• [Brief]
Please retype the data in full and exactly; the pictures are not part of the copy.

• [Supplied data]
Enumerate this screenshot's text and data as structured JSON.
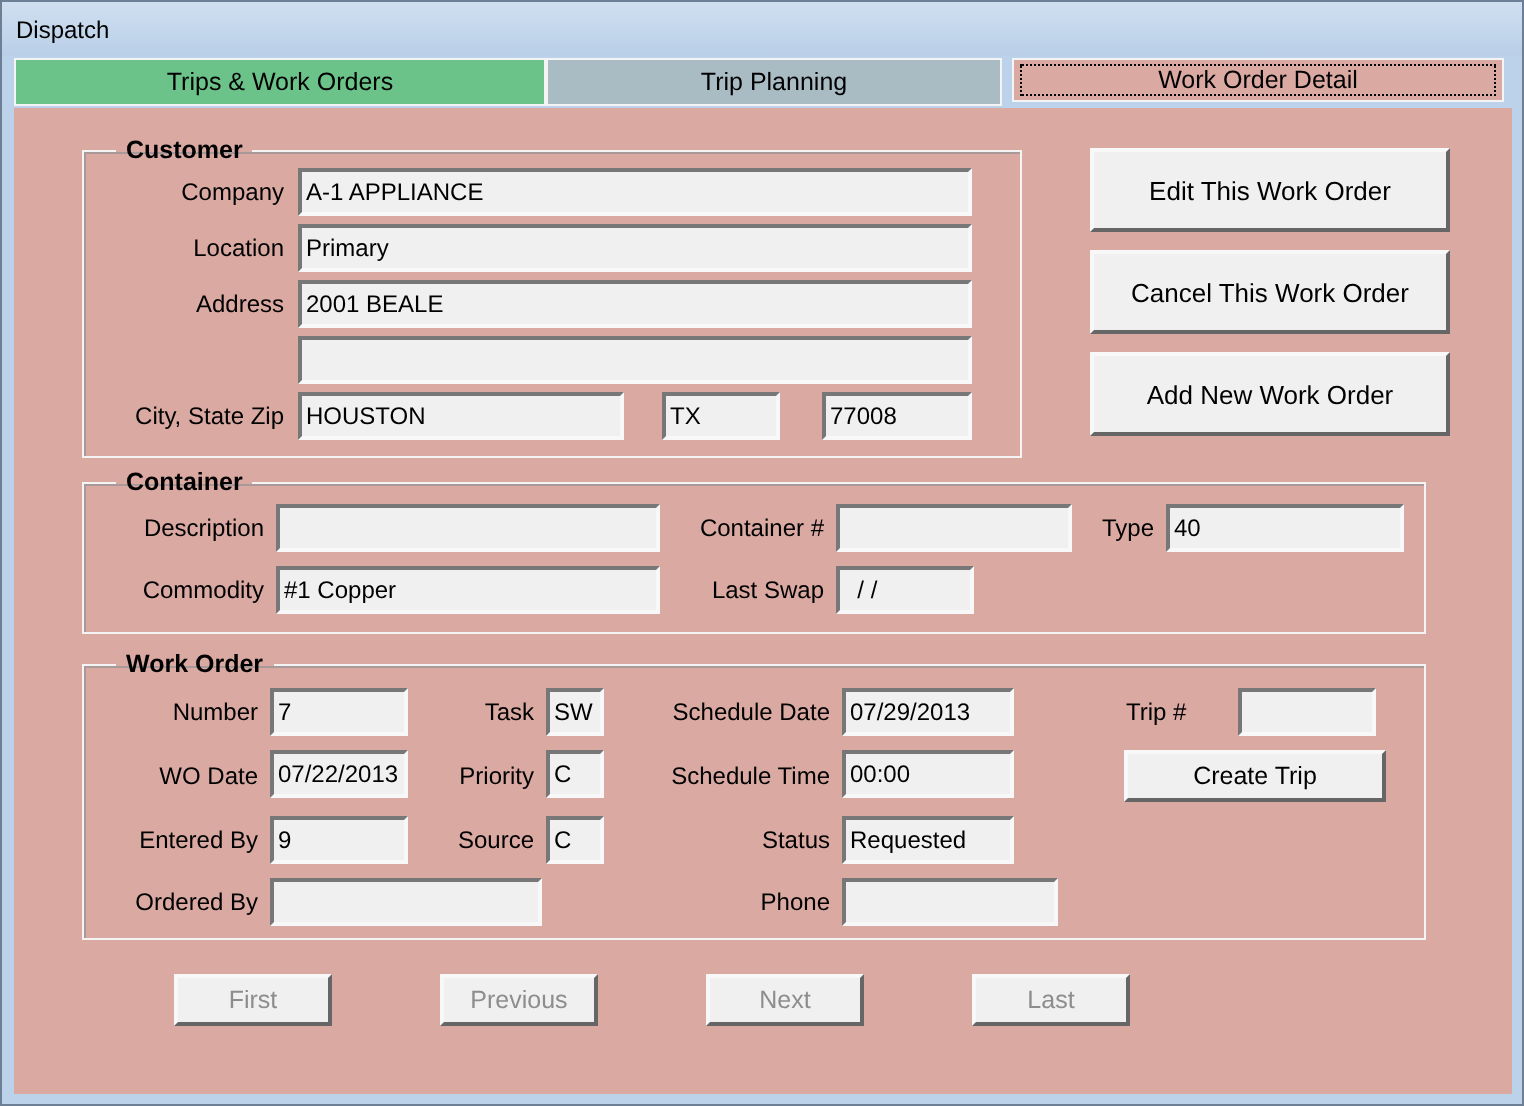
{
  "window": {
    "title": "Dispatch"
  },
  "tabs": [
    {
      "label": "Trips & Work Orders",
      "selected": false,
      "color": "#6cc38a"
    },
    {
      "label": "Trip Planning",
      "selected": false,
      "color": "#a9bcc4"
    },
    {
      "label": "Work Order Detail",
      "selected": true,
      "color": "#d9a9a2"
    }
  ],
  "customer": {
    "title": "Customer",
    "company": {
      "label": "Company",
      "value": "A-1 APPLIANCE"
    },
    "location": {
      "label": "Location",
      "value": "Primary"
    },
    "address": {
      "label": "Address",
      "lines": [
        "2001 BEALE"
      ]
    },
    "city_state_zip": {
      "label": "City, State Zip",
      "city": "HOUSTON",
      "state": "TX",
      "zip": "77008"
    }
  },
  "actions": [
    "Edit This Work Order",
    "Cancel This Work Order",
    "Add New Work Order"
  ],
  "container": {
    "title": "Container",
    "description": {
      "label": "Description"
    },
    "container_no": {
      "label": "Container #"
    },
    "type": {
      "label": "Type",
      "value": "40"
    },
    "commodity": {
      "label": "Commodity",
      "value": "#1 Copper"
    },
    "last_swap": {
      "label": "Last Swap",
      "value": "  / /"
    }
  },
  "work_order": {
    "title": "Work Order",
    "number": {
      "label": "Number",
      "value": "7"
    },
    "task": {
      "label": "Task",
      "value": "SW"
    },
    "schedule_date": {
      "label": "Schedule Date",
      "value": "07/29/2013"
    },
    "trip_no": {
      "label": "Trip #"
    },
    "wo_date": {
      "label": "WO Date",
      "value": "07/22/2013"
    },
    "priority": {
      "label": "Priority",
      "value": "C"
    },
    "schedule_time": {
      "label": "Schedule Time",
      "value": "00:00"
    },
    "create_trip": "Create Trip",
    "entered_by": {
      "label": "Entered By",
      "value": "9"
    },
    "source": {
      "label": "Source",
      "value": "C"
    },
    "status": {
      "label": "Status",
      "value": "Requested"
    },
    "ordered_by": {
      "label": "Ordered By"
    },
    "phone": {
      "label": "Phone"
    }
  },
  "navigation": [
    {
      "label": "First",
      "disabled": true
    },
    {
      "label": "Previous",
      "disabled": true
    },
    {
      "label": "Next",
      "disabled": true
    },
    {
      "label": "Last",
      "disabled": true
    }
  ]
}
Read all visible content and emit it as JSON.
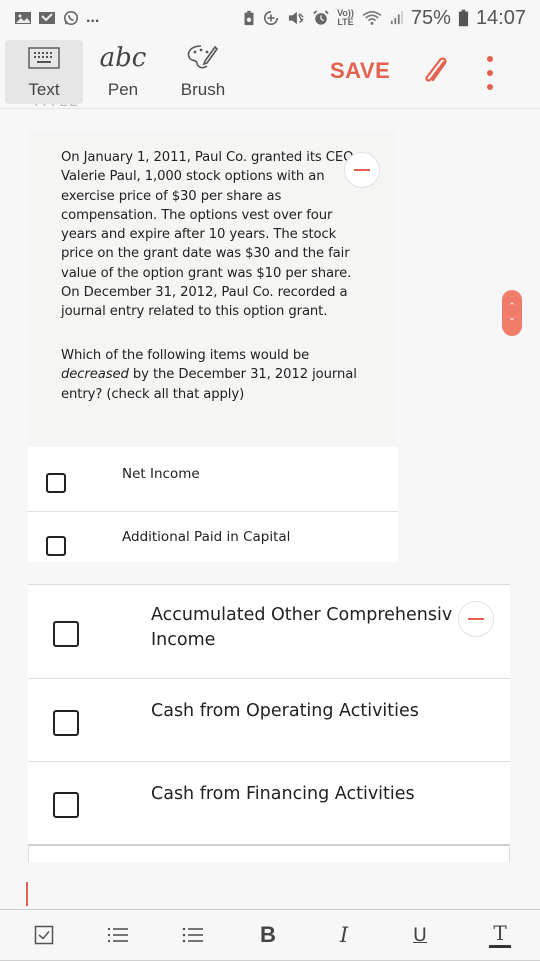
{
  "status_bar": {
    "left_icons": [
      "gallery-icon",
      "email-icon",
      "whatsapp-icon"
    ],
    "overflow": "...",
    "right_icons": [
      "battery-saver-icon",
      "data-saver-icon",
      "mute-icon",
      "alarm-icon",
      "volte-icon",
      "wifi-icon",
      "signal-icon"
    ],
    "volte_top": "Vo))",
    "volte_bottom": "LTE",
    "battery_percent": "75%",
    "time": "14:07"
  },
  "toolbar": {
    "tools": [
      {
        "label": "Text",
        "icon": "keyboard-icon",
        "active": true
      },
      {
        "label": "Pen",
        "icon": "handwriting-icon",
        "active": false
      },
      {
        "label": "Brush",
        "icon": "palette-brush-icon",
        "active": false
      }
    ],
    "save_label": "SAVE",
    "accent_color": "#e2614f"
  },
  "question": {
    "paragraph": "On January 1, 2011, Paul Co. granted its CEO, Valerie Paul, 1,000 stock options with an exercise price of $30 per share as compensation.  The options vest over four years and expire after 10 years.  The stock price on the grant date was $30 and the fair value of the option grant was $10 per share. On December 31, 2012, Paul Co. recorded a journal entry related to this option grant.",
    "prompt_pre": "Which of the following items would be",
    "prompt_emph": "decreased",
    "prompt_post": " by the December 31, 2012 journal entry? (check all that apply)"
  },
  "options": [
    {
      "label": "Net Income",
      "checked": false
    },
    {
      "label": "Additional Paid in Capital",
      "checked": false
    },
    {
      "label": "Accumulated Other Comprehensive Income",
      "label_line1": "Accumulated Other Comprehensiv",
      "label_line2": "Income",
      "checked": false
    },
    {
      "label": "Cash from Operating Activities",
      "checked": false
    },
    {
      "label": "Cash from Financing Activities",
      "checked": false
    }
  ],
  "format_bar": {
    "buttons": [
      {
        "name": "checkbox-format",
        "glyph": "☑"
      },
      {
        "name": "numbered-list",
        "glyph": ""
      },
      {
        "name": "bullet-list",
        "glyph": ""
      },
      {
        "name": "bold",
        "glyph": "B"
      },
      {
        "name": "italic",
        "glyph": "I"
      },
      {
        "name": "underline",
        "glyph": "U"
      },
      {
        "name": "text-color",
        "glyph": "T"
      }
    ]
  }
}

• [Exercise answer]
Enumerate this screenshot's text and data as structured JSON.
{
  "window": {
    "title": "Dispatch"
  },
  "tabs": [
    {
      "label": "Trips & Work Orders",
      "selected": false,
      "color": "#6cc38a"
    },
    {
      "label": "Trip Planning",
      "selected": false,
      "color": "#a9bcc4"
    },
    {
      "label": "Work Order Detail",
      "selected": true,
      "color": "#d9a9a2"
    }
  ],
  "customer": {
    "title": "Customer",
    "company": {
      "label": "Company",
      "value": "A-1 APPLIANCE"
    },
    "location": {
      "label": "Location",
      "value": "Primary"
    },
    "address": {
      "label": "Address",
      "lines": [
        "2001 BEALE"
      ]
    },
    "city_state_zip": {
      "label": "City, State Zip",
      "city": "HOUSTON",
      "state": "TX",
      "zip": "77008"
    }
  },
  "actions": [
    "Edit This Work Order",
    "Cancel This Work Order",
    "Add New Work Order"
  ],
  "container": {
    "title": "Container",
    "description": {
      "label": "Description"
    },
    "container_no": {
      "label": "Container #"
    },
    "type": {
      "label": "Type",
      "value": "40"
    },
    "commodity": {
      "label": "Commodity",
      "value": "#1 Copper"
    },
    "last_swap": {
      "label": "Last Swap",
      "value": "  / /"
    }
  },
  "work_order": {
    "title": "Work Order",
    "number": {
      "label": "Number",
      "value": "7"
    },
    "task": {
      "label": "Task",
      "value": "SW"
    },
    "schedule_date": {
      "label": "Schedule Date",
      "value": "07/29/2013"
    },
    "trip_no": {
      "label": "Trip #"
    },
    "wo_date": {
      "label": "WO Date",
      "value": "07/22/2013"
    },
    "priority": {
      "label": "Priority",
      "value": "C"
    },
    "schedule_time": {
      "label": "Schedule Time",
      "value": "00:00"
    },
    "create_trip": "Create Trip",
    "entered_by": {
      "label": "Entered By",
      "value": "9"
    },
    "source": {
      "label": "Source",
      "value": "C"
    },
    "status": {
      "label": "Status",
      "value": "Requested"
    },
    "ordered_by": {
      "label": "Ordered By"
    },
    "phone": {
      "label": "Phone"
    }
  },
  "navigation": [
    {
      "label": "First",
      "disabled": true
    },
    {
      "label": "Previous",
      "disabled": true
    },
    {
      "label": "Next",
      "disabled": true
    },
    {
      "label": "Last",
      "disabled": true
    }
  ]
}
Read all visible content and emit it as JSON.
{
  "status_bar": {
    "left_icons": [
      "gallery-icon",
      "email-icon",
      "whatsapp-icon"
    ],
    "overflow": "...",
    "right_icons": [
      "battery-saver-icon",
      "data-saver-icon",
      "mute-icon",
      "alarm-icon",
      "volte-icon",
      "wifi-icon",
      "signal-icon"
    ],
    "volte_top": "Vo))",
    "volte_bottom": "LTE",
    "battery_percent": "75%",
    "time": "14:07"
  },
  "toolbar": {
    "tools": [
      {
        "label": "Text",
        "icon": "keyboard-icon",
        "active": true
      },
      {
        "label": "Pen",
        "icon": "handwriting-icon",
        "active": false
      },
      {
        "label": "Brush",
        "icon": "palette-brush-icon",
        "active": false
      }
    ],
    "save_label": "SAVE",
    "accent_color": "#e2614f"
  },
  "question": {
    "paragraph": "On January 1, 2011, Paul Co. granted its CEO, Valerie Paul, 1,000 stock options with an exercise price of $30 per share as compensation.  The options vest over four years and expire after 10 years.  The stock price on the grant date was $30 and the fair value of the option grant was $10 per share. On December 31, 2012, Paul Co. recorded a journal entry related to this option grant.",
    "prompt_pre": "Which of the following items would be",
    "prompt_emph": "decreased",
    "prompt_post": " by the December 31, 2012 journal entry? (check all that apply)"
  },
  "options": [
    {
      "label": "Net Income",
      "checked": false
    },
    {
      "label": "Additional Paid in Capital",
      "checked": false
    },
    {
      "label": "Accumulated Other Comprehensive Income",
      "label_line1": "Accumulated Other Comprehensiv",
      "label_line2": "Income",
      "checked": false
    },
    {
      "label": "Cash from Operating Activities",
      "checked": false
    },
    {
      "label": "Cash from Financing Activities",
      "checked": false
    }
  ],
  "format_bar": {
    "buttons": [
      {
        "name": "checkbox-format",
        "glyph": "☑"
      },
      {
        "name": "numbered-list",
        "glyph": ""
      },
      {
        "name": "bullet-list",
        "glyph": ""
      },
      {
        "name": "bold",
        "glyph": "B"
      },
      {
        "name": "italic",
        "glyph": "I"
      },
      {
        "name": "underline",
        "glyph": "U"
      },
      {
        "name": "text-color",
        "glyph": "T"
      }
    ]
  }
}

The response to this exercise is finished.